[Lines of data]
☆ ☆ ☆

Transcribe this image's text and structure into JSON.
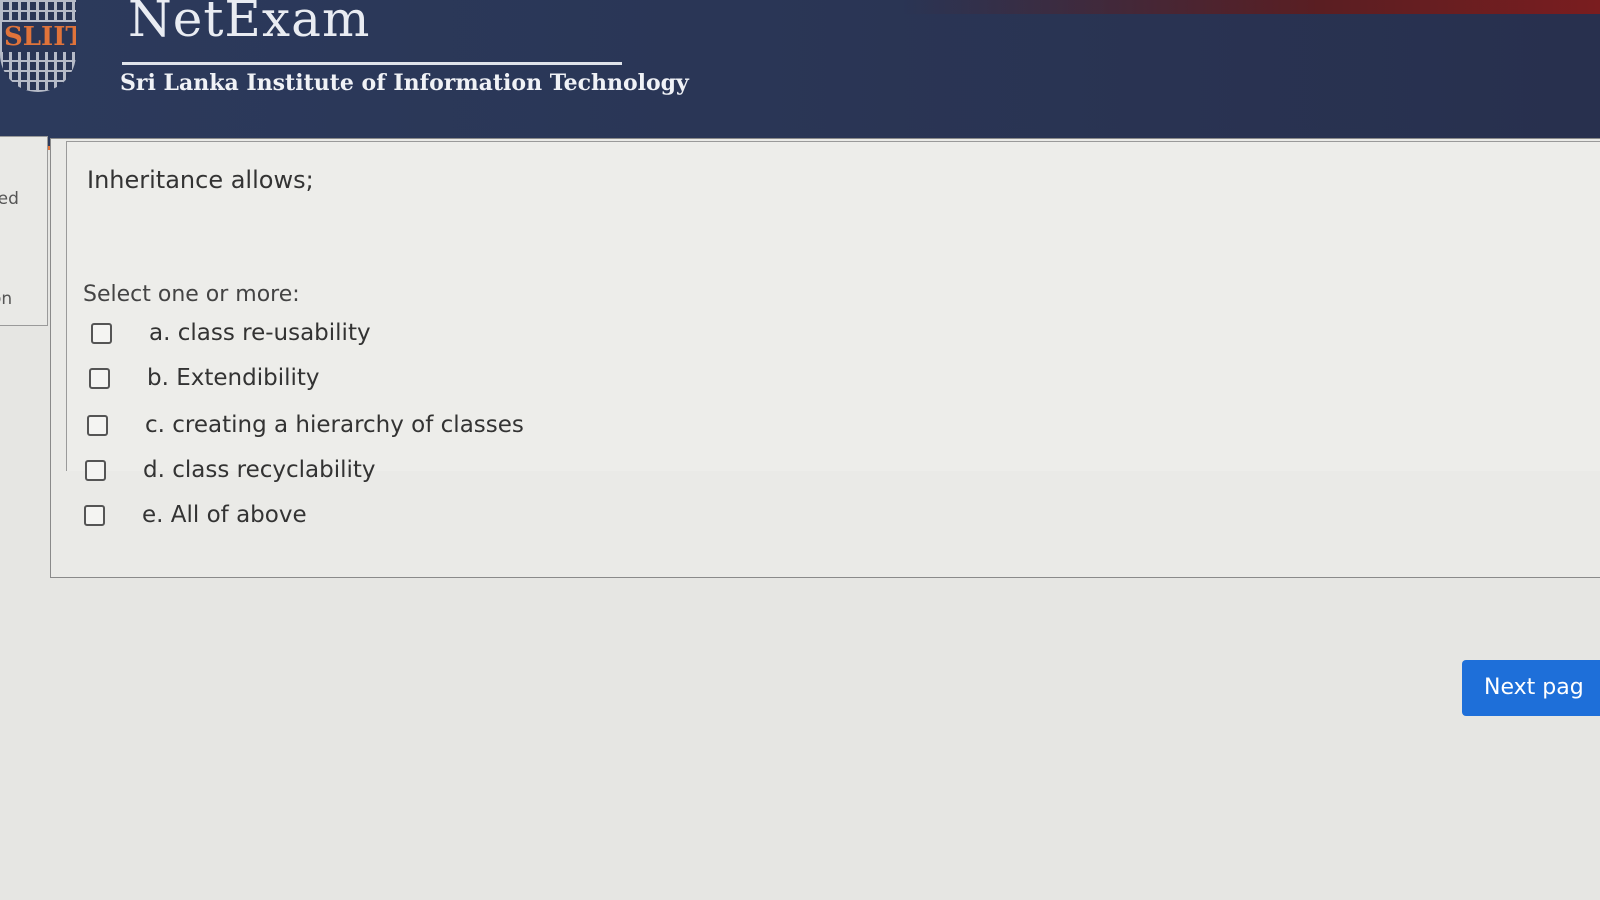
{
  "header": {
    "logo_text": "SLIIT",
    "app_name": "NetExam",
    "institute": "Sri Lanka Institute of Information Technology"
  },
  "sidebar": {
    "label_top": "red",
    "label_bottom": "on"
  },
  "question": {
    "text": "Inheritance allows;",
    "prompt": "Select one or more:",
    "options": [
      {
        "label": "a. class re-usability",
        "checked": false
      },
      {
        "label": "b. Extendibility",
        "checked": false
      },
      {
        "label": "c. creating a hierarchy of classes",
        "checked": false
      },
      {
        "label": "d. class recyclability",
        "checked": false
      },
      {
        "label": "e. All of above",
        "checked": false
      }
    ]
  },
  "navigation": {
    "next_label": "Next pag"
  },
  "colors": {
    "header_bg": "#2c3a5c",
    "header_accent": "#e0733a",
    "button_bg": "#1e6fd9"
  }
}
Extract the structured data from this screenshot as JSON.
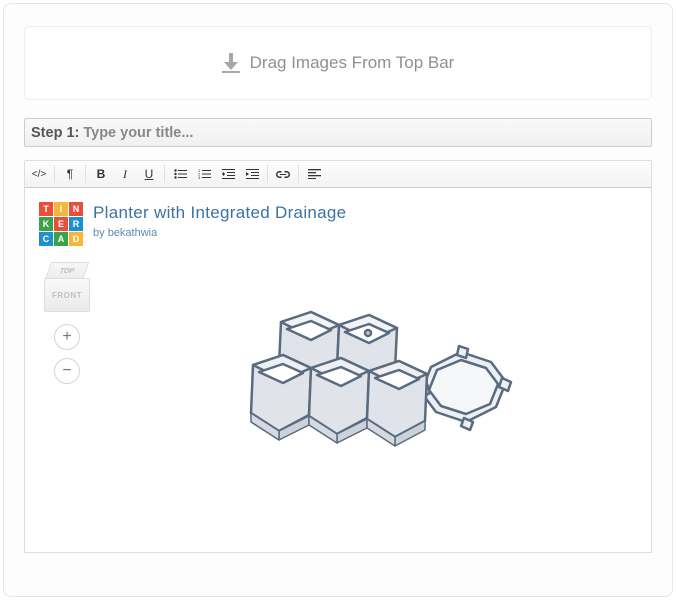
{
  "dropzone": {
    "label": "Drag Images From Top Bar"
  },
  "titleRow": {
    "prefix": "Step 1:",
    "placeholder": "Type your title..."
  },
  "embed": {
    "title": "Planter with Integrated Drainage",
    "bylinePrefix": "by ",
    "author": "bekathwia",
    "logoCells": [
      {
        "t": "T",
        "c": "#e84e3c"
      },
      {
        "t": "I",
        "c": "#f6b63b"
      },
      {
        "t": "N",
        "c": "#e84e3c"
      },
      {
        "t": "K",
        "c": "#3aa24a"
      },
      {
        "t": "E",
        "c": "#e84e3c"
      },
      {
        "t": "R",
        "c": "#1e8fcf"
      },
      {
        "t": "C",
        "c": "#1e8fcf"
      },
      {
        "t": "A",
        "c": "#3aa24a"
      },
      {
        "t": "D",
        "c": "#f6b63b"
      }
    ],
    "cube": {
      "top": "TOP",
      "front": "FRONT"
    },
    "zoom": {
      "in": "+",
      "out": "−"
    }
  }
}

☆ ☆ ☆

### TASK OBJECTIVE
Find every line in the records above that contains the word "JSON", and copy each one.

### EXERCISE SOLUTION
Transcribe this image's text and structure into JSON.
Extract the structured data from this screenshot as JSON.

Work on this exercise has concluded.